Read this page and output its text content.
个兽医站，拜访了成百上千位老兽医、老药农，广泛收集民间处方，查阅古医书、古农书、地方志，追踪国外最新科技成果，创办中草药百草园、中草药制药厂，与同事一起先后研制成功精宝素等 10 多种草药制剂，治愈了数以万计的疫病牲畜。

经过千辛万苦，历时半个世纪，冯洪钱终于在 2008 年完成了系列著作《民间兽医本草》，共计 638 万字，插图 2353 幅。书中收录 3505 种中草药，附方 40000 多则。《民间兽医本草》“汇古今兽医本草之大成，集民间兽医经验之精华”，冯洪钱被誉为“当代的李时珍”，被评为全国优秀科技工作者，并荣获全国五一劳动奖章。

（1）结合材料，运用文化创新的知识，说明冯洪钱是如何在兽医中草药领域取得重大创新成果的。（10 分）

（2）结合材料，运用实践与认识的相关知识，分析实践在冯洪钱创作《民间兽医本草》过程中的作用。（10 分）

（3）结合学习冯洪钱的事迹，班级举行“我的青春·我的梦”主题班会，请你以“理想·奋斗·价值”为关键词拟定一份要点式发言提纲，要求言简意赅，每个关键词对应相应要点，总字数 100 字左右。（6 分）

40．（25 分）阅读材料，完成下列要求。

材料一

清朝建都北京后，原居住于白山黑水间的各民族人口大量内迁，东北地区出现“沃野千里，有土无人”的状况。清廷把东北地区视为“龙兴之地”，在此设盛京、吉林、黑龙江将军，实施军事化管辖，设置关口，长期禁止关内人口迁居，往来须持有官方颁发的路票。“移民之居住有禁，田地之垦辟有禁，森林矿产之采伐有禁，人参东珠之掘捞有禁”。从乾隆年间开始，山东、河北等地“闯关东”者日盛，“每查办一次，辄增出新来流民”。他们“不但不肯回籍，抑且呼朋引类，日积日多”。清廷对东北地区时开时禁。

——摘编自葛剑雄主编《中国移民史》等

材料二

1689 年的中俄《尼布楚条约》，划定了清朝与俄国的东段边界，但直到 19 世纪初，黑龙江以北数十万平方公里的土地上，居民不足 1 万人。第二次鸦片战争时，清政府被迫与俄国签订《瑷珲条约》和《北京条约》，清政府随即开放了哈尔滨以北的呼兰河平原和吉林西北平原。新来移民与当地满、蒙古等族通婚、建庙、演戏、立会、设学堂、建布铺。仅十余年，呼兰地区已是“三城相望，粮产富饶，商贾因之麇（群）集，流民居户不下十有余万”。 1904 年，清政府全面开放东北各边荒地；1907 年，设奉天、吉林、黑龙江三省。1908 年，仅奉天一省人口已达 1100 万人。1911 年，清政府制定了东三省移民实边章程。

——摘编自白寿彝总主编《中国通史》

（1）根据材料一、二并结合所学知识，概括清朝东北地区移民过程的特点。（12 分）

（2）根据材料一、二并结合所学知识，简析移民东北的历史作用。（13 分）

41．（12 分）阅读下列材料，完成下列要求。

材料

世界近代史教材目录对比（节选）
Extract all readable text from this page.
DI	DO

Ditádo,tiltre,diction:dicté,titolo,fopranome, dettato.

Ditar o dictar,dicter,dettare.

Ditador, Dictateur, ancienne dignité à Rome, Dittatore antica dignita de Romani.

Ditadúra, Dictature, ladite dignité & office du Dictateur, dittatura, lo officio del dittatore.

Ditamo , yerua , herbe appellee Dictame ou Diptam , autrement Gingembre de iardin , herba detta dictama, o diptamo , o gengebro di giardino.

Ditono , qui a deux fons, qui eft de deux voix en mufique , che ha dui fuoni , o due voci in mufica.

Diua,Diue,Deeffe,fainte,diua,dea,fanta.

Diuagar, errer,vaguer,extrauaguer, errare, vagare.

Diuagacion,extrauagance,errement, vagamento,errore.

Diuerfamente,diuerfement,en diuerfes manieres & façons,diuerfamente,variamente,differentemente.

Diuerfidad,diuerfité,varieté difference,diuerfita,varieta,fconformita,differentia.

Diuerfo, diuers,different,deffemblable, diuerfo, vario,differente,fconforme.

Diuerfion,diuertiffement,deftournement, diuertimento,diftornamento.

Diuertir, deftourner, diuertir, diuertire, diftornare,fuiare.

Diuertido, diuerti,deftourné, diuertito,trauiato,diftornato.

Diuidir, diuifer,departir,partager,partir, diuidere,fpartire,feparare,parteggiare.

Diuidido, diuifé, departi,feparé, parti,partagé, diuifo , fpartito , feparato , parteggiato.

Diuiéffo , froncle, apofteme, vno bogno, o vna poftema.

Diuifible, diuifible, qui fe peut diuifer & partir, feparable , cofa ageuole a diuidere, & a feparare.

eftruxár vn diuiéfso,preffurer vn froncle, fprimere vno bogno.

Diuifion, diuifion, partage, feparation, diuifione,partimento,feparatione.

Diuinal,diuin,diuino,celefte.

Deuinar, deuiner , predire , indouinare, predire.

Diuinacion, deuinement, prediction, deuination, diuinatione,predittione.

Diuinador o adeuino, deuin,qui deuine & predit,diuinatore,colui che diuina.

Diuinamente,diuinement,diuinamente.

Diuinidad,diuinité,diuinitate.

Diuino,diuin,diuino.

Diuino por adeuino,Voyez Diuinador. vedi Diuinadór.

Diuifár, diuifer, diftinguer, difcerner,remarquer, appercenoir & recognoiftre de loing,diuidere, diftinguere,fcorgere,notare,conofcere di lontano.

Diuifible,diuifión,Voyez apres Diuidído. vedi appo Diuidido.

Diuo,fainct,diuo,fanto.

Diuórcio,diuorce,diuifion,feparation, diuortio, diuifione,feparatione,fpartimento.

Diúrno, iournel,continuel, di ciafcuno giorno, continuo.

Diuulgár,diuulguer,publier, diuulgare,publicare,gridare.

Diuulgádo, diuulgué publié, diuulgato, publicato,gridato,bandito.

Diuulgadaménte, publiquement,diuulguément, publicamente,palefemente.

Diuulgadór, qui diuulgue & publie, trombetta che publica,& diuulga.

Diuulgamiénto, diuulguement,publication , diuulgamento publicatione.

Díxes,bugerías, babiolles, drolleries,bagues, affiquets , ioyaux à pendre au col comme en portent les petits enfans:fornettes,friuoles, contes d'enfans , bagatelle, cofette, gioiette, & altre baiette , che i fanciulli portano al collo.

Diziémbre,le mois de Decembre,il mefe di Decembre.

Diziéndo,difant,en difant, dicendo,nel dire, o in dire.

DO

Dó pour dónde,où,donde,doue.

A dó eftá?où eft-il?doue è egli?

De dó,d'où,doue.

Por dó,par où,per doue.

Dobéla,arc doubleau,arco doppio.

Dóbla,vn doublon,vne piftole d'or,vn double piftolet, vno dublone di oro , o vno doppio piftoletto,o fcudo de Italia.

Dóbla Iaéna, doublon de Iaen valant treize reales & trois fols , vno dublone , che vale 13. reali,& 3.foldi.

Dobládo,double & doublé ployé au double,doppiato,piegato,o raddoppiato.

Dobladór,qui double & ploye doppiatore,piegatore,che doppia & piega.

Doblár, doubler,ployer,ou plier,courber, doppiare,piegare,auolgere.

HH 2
# # # # # # #
Request
Write out every entry again exactly, please, with nothing missing.

Result of the exercise
Read this page and output its text content.
个兽医站，拜访了成百上千位老兽医、老药农，广泛收集民间处方，查阅古医书、古农书、地方志，追踪国外最新科技成果，创办中草药百草园、中草药制药厂，与同事一起先后研制成功精宝素等 10 多种草药制剂，治愈了数以万计的疫病牲畜。

经过千辛万苦，历时半个世纪，冯洪钱终于在 2008 年完成了系列著作《民间兽医本草》，共计 638 万字，插图 2353 幅。书中收录 3505 种中草药，附方 40000 多则。《民间兽医本草》“汇古今兽医本草之大成，集民间兽医经验之精华”，冯洪钱被誉为“当代的李时珍”，被评为全国优秀科技工作者，并荣获全国五一劳动奖章。

（1）结合材料，运用文化创新的知识，说明冯洪钱是如何在兽医中草药领域取得重大创新成果的。（10 分）

（2）结合材料，运用实践与认识的相关知识，分析实践在冯洪钱创作《民间兽医本草》过程中的作用。（10 分）

（3）结合学习冯洪钱的事迹，班级举行“我的青春·我的梦”主题班会，请你以“理想·奋斗·价值”为关键词拟定一份要点式发言提纲，要求言简意赅，每个关键词对应相应要点，总字数 100 字左右。（6 分）

40．（25 分）阅读材料，完成下列要求。

材料一

清朝建都北京后，原居住于白山黑水间的各民族人口大量内迁，东北地区出现“沃野千里，有土无人”的状况。清廷把东北地区视为“龙兴之地”，在此设盛京、吉林、黑龙江将军，实施军事化管辖，设置关口，长期禁止关内人口迁居，往来须持有官方颁发的路票。“移民之居住有禁，田地之垦辟有禁，森林矿产之采伐有禁，人参东珠之掘捞有禁”。从乾隆年间开始，山东、河北等地“闯关东”者日盛，“每查办一次，辄增出新来流民”。他们“不但不肯回籍，抑且呼朋引类，日积日多”。清廷对东北地区时开时禁。

——摘编自葛剑雄主编《中国移民史》等

材料二

1689 年的中俄《尼布楚条约》，划定了清朝与俄国的东段边界，但直到 19 世纪初，黑龙江以北数十万平方公里的土地上，居民不足 1 万人。第二次鸦片战争时，清政府被迫与俄国签订《瑷珲条约》和《北京条约》，清政府随即开放了哈尔滨以北的呼兰河平原和吉林西北平原。新来移民与当地满、蒙古等族通婚、建庙、演戏、立会、设学堂、建布铺。仅十余年，呼兰地区已是“三城相望，粮产富饶，商贾因之麇（群）集，流民居户不下十有余万”。 1904 年，清政府全面开放东北各边荒地；1907 年，设奉天、吉林、黑龙江三省。1908 年，仅奉天一省人口已达 1100 万人。1911 年，清政府制定了东三省移民实边章程。

——摘编自白寿彝总主编《中国通史》

（1）根据材料一、二并结合所学知识，概括清朝东北地区移民过程的特点。（12 分）

（2）根据材料一、二并结合所学知识，简析移民东北的历史作用。（13 分）

41．（12 分）阅读下列材料，完成下列要求。

材料

世界近代史教材目录对比（节选）
Extract all readable text from this page.
DI	DO

Ditádo,tiltre,diction:dicté,titolo,fopranome, dettato.

Ditar o dictar,dicter,dettare.

Ditador, Dictateur, ancienne dignité à Rome, Dittatore antica dignita de Romani.

Ditadúra, Dictature, ladite dignité & office du Dictateur, dittatura, lo officio del dittatore.

Ditamo , yerua , herbe appellee Dictame ou Diptam , autrement Gingembre de iardin , herba detta dictama, o diptamo , o gengebro di giardino.

Ditono , qui a deux fons, qui eft de deux voix en mufique , che ha dui fuoni , o due voci in mufica.

Diua,Diue,Deeffe,fainte,diua,dea,fanta.

Diuagar, errer,vaguer,extrauaguer, errare, vagare.

Diuagacion,extrauagance,errement, vagamento,errore.

Diuerfamente,diuerfement,en diuerfes manieres & façons,diuerfamente,variamente,differentemente.

Diuerfidad,diuerfité,varieté difference,diuerfita,varieta,fconformita,differentia.

Diuerfo, diuers,different,deffemblable, diuerfo, vario,differente,fconforme.

Diuerfion,diuertiffement,deftournement, diuertimento,diftornamento.

Diuertir, deftourner, diuertir, diuertire, diftornare,fuiare.

Diuertido, diuerti,deftourné, diuertito,trauiato,diftornato.

Diuidir, diuifer,departir,partager,partir, diuidere,fpartire,feparare,parteggiare.

Diuidido, diuifé, departi,feparé, parti,partagé, diuifo , fpartito , feparato , parteggiato.

Diuiéffo , froncle, apofteme, vno bogno, o vna poftema.

Diuifible, diuifible, qui fe peut diuifer & partir, feparable , cofa ageuole a diuidere, & a feparare.

eftruxár vn diuiéfso,preffurer vn froncle, fprimere vno bogno.

Diuifion, diuifion, partage, feparation, diuifione,partimento,feparatione.

Diuinal,diuin,diuino,celefte.

Deuinar, deuiner , predire , indouinare, predire.

Diuinacion, deuinement, prediction, deuination, diuinatione,predittione.

Diuinador o adeuino, deuin,qui deuine & predit,diuinatore,colui che diuina.

Diuinamente,diuinement,diuinamente.

Diuinidad,diuinité,diuinitate.

Diuino,diuin,diuino.

Diuino por adeuino,Voyez Diuinador. vedi Diuinadór.

Diuifár, diuifer, diftinguer, difcerner,remarquer, appercenoir & recognoiftre de loing,diuidere, diftinguere,fcorgere,notare,conofcere di lontano.

Diuifible,diuifión,Voyez apres Diuidído. vedi appo Diuidido.

Diuo,fainct,diuo,fanto.

Diuórcio,diuorce,diuifion,feparation, diuortio, diuifione,feparatione,fpartimento.

Diúrno, iournel,continuel, di ciafcuno giorno, continuo.

Diuulgár,diuulguer,publier, diuulgare,publicare,gridare.

Diuulgádo, diuulgué publié, diuulgato, publicato,gridato,bandito.

Diuulgadaménte, publiquement,diuulguément, publicamente,palefemente.

Diuulgadór, qui diuulgue & publie, trombetta che publica,& diuulga.

Diuulgamiénto, diuulguement,publication , diuulgamento publicatione.

Díxes,bugerías, babiolles, drolleries,bagues, affiquets , ioyaux à pendre au col comme en portent les petits enfans:fornettes,friuoles, contes d'enfans , bagatelle, cofette, gioiette, & altre baiette , che i fanciulli portano al collo.

Diziémbre,le mois de Decembre,il mefe di Decembre.

Diziéndo,difant,en difant, dicendo,nel dire, o in dire.

DO

Dó pour dónde,où,donde,doue.

A dó eftá?où eft-il?doue è egli?

De dó,d'où,doue.

Por dó,par où,per doue.

Dobéla,arc doubleau,arco doppio.

Dóbla,vn doublon,vne piftole d'or,vn double piftolet, vno dublone di oro , o vno doppio piftoletto,o fcudo de Italia.

Dóbla Iaéna, doublon de Iaen valant treize reales & trois fols , vno dublone , che vale 13. reali,& 3.foldi.

Dobládo,double & doublé ployé au double,doppiato,piegato,o raddoppiato.

Dobladór,qui double & ploye doppiatore,piegatore,che doppia & piega.

Doblár, doubler,ployer,ou plier,courber, doppiare,piegare,auolgere.

HH 2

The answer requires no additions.